» **WHAT THE EXERCISE ASKS**: Print the data that follows exactly.
--- START MATERIAL PROVIDED ---
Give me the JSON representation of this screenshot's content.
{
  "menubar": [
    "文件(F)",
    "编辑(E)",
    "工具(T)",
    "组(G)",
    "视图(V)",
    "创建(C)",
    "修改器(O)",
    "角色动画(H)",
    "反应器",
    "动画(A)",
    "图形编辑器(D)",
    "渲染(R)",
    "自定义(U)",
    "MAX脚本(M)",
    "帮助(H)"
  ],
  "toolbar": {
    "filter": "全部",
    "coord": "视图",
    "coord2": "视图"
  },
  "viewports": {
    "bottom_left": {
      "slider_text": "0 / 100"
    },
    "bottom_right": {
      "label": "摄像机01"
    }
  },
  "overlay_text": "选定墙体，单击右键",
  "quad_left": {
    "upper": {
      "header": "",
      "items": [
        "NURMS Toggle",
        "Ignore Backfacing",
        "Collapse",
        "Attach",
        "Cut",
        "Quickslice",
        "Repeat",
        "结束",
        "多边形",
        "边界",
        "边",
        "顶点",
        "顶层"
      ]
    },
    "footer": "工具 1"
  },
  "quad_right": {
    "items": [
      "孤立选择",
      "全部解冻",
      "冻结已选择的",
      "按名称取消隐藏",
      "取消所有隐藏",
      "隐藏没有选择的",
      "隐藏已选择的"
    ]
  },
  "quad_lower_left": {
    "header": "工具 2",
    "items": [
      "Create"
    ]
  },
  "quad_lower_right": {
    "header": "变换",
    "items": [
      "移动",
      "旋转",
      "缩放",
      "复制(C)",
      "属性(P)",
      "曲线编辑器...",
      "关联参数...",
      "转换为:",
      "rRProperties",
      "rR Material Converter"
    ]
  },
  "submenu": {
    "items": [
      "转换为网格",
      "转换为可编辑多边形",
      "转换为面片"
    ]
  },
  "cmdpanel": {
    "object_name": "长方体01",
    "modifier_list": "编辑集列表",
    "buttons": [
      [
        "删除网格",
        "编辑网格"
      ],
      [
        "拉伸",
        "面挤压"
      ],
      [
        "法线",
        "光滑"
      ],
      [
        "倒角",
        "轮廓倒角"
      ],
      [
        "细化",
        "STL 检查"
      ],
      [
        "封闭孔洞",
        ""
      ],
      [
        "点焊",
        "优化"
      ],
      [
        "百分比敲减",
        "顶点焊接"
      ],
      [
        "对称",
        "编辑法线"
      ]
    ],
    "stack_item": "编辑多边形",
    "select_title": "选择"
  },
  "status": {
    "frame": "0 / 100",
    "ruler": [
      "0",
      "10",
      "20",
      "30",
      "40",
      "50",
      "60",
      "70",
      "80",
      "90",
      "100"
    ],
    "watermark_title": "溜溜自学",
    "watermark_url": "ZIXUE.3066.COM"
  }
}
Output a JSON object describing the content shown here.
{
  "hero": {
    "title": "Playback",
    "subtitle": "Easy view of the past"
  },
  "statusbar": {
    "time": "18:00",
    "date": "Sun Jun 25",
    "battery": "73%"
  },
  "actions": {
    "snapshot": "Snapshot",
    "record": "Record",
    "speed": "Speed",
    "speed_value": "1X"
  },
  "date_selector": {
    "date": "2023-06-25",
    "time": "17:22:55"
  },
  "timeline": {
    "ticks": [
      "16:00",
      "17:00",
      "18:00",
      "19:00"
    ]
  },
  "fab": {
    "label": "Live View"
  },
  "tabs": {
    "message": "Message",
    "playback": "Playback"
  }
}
--- END MATERIAL PROVIDED ---
» **SOLUTION FOR THIS TASK**:
Give me the JSON representation of this screenshot's content.
{
  "menubar": [
    "文件(F)",
    "编辑(E)",
    "工具(T)",
    "组(G)",
    "视图(V)",
    "创建(C)",
    "修改器(O)",
    "角色动画(H)",
    "反应器",
    "动画(A)",
    "图形编辑器(D)",
    "渲染(R)",
    "自定义(U)",
    "MAX脚本(M)",
    "帮助(H)"
  ],
  "toolbar": {
    "filter": "全部",
    "coord": "视图",
    "coord2": "视图"
  },
  "viewports": {
    "bottom_left": {
      "slider_text": "0 / 100"
    },
    "bottom_right": {
      "label": "摄像机01"
    }
  },
  "overlay_text": "选定墙体，单击右键",
  "quad_left": {
    "upper": {
      "header": "",
      "items": [
        "NURMS Toggle",
        "Ignore Backfacing",
        "Collapse",
        "Attach",
        "Cut",
        "Quickslice",
        "Repeat",
        "结束",
        "多边形",
        "边界",
        "边",
        "顶点",
        "顶层"
      ]
    },
    "footer": "工具 1"
  },
  "quad_right": {
    "items": [
      "孤立选择",
      "全部解冻",
      "冻结已选择的",
      "按名称取消隐藏",
      "取消所有隐藏",
      "隐藏没有选择的",
      "隐藏已选择的"
    ]
  },
  "quad_lower_left": {
    "header": "工具 2",
    "items": [
      "Create"
    ]
  },
  "quad_lower_right": {
    "header": "变换",
    "items": [
      "移动",
      "旋转",
      "缩放",
      "复制(C)",
      "属性(P)",
      "曲线编辑器...",
      "关联参数...",
      "转换为:",
      "rRProperties",
      "rR Material Converter"
    ]
  },
  "submenu": {
    "items": [
      "转换为网格",
      "转换为可编辑多边形",
      "转换为面片"
    ]
  },
  "cmdpanel": {
    "object_name": "长方体01",
    "modifier_list": "编辑集列表",
    "buttons": [
      [
        "删除网格",
        "编辑网格"
      ],
      [
        "拉伸",
        "面挤压"
      ],
      [
        "法线",
        "光滑"
      ],
      [
        "倒角",
        "轮廓倒角"
      ],
      [
        "细化",
        "STL 检查"
      ],
      [
        "封闭孔洞",
        ""
      ],
      [
        "点焊",
        "优化"
      ],
      [
        "百分比敲减",
        "顶点焊接"
      ],
      [
        "对称",
        "编辑法线"
      ]
    ],
    "stack_item": "编辑多边形",
    "select_title": "选择"
  },
  "status": {
    "frame": "0 / 100",
    "ruler": [
      "0",
      "10",
      "20",
      "30",
      "40",
      "50",
      "60",
      "70",
      "80",
      "90",
      "100"
    ],
    "watermark_title": "溜溜自学",
    "watermark_url": "ZIXUE.3066.COM"
  }
}
Output a JSON object describing the content shown here.
{
  "hero": {
    "title": "Playback",
    "subtitle": "Easy view of the past"
  },
  "statusbar": {
    "time": "18:00",
    "date": "Sun Jun 25",
    "battery": "73%"
  },
  "actions": {
    "snapshot": "Snapshot",
    "record": "Record",
    "speed": "Speed",
    "speed_value": "1X"
  },
  "date_selector": {
    "date": "2023-06-25",
    "time": "17:22:55"
  },
  "timeline": {
    "ticks": [
      "16:00",
      "17:00",
      "18:00",
      "19:00"
    ]
  },
  "fab": {
    "label": "Live View"
  },
  "tabs": {
    "message": "Message",
    "playback": "Playback"
  }
}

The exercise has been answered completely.